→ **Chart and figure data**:
BEGIN
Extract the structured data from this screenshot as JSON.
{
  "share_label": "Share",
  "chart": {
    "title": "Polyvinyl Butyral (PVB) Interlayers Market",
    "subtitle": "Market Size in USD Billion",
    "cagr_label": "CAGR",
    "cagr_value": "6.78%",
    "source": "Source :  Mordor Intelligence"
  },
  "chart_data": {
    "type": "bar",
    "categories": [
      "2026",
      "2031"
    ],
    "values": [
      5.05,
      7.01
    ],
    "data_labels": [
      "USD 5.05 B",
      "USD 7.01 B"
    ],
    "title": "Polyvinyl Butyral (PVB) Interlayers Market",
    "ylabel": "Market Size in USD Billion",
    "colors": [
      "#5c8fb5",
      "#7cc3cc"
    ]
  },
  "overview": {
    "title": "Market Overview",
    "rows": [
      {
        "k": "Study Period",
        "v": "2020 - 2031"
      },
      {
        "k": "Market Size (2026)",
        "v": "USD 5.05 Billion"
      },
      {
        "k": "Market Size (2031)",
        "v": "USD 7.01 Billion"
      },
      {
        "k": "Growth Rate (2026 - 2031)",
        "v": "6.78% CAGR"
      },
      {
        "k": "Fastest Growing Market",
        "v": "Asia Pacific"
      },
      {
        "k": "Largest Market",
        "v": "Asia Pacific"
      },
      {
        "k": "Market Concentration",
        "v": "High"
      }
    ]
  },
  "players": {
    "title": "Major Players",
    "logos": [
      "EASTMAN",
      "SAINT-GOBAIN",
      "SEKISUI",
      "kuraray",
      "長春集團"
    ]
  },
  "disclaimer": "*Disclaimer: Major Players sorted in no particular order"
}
END
→ **Short exercise**:
All of the records must be repeated exactly.

→ **Full output**:
Extract the structured data from this screenshot as JSON.
{
  "share_label": "Share",
  "chart": {
    "title": "Polyvinyl Butyral (PVB) Interlayers Market",
    "subtitle": "Market Size in USD Billion",
    "cagr_label": "CAGR",
    "cagr_value": "6.78%",
    "source": "Source :  Mordor Intelligence"
  },
  "chart_data": {
    "type": "bar",
    "categories": [
      "2026",
      "2031"
    ],
    "values": [
      5.05,
      7.01
    ],
    "data_labels": [
      "USD 5.05 B",
      "USD 7.01 B"
    ],
    "title": "Polyvinyl Butyral (PVB) Interlayers Market",
    "ylabel": "Market Size in USD Billion",
    "colors": [
      "#5c8fb5",
      "#7cc3cc"
    ]
  },
  "overview": {
    "title": "Market Overview",
    "rows": [
      {
        "k": "Study Period",
        "v": "2020 - 2031"
      },
      {
        "k": "Market Size (2026)",
        "v": "USD 5.05 Billion"
      },
      {
        "k": "Market Size (2031)",
        "v": "USD 7.01 Billion"
      },
      {
        "k": "Growth Rate (2026 - 2031)",
        "v": "6.78% CAGR"
      },
      {
        "k": "Fastest Growing Market",
        "v": "Asia Pacific"
      },
      {
        "k": "Largest Market",
        "v": "Asia Pacific"
      },
      {
        "k": "Market Concentration",
        "v": "High"
      }
    ]
  },
  "players": {
    "title": "Major Players",
    "logos": [
      "EASTMAN",
      "SAINT-GOBAIN",
      "SEKISUI",
      "kuraray",
      "長春集團"
    ]
  },
  "disclaimer": "*Disclaimer: Major Players sorted in no particular order"
}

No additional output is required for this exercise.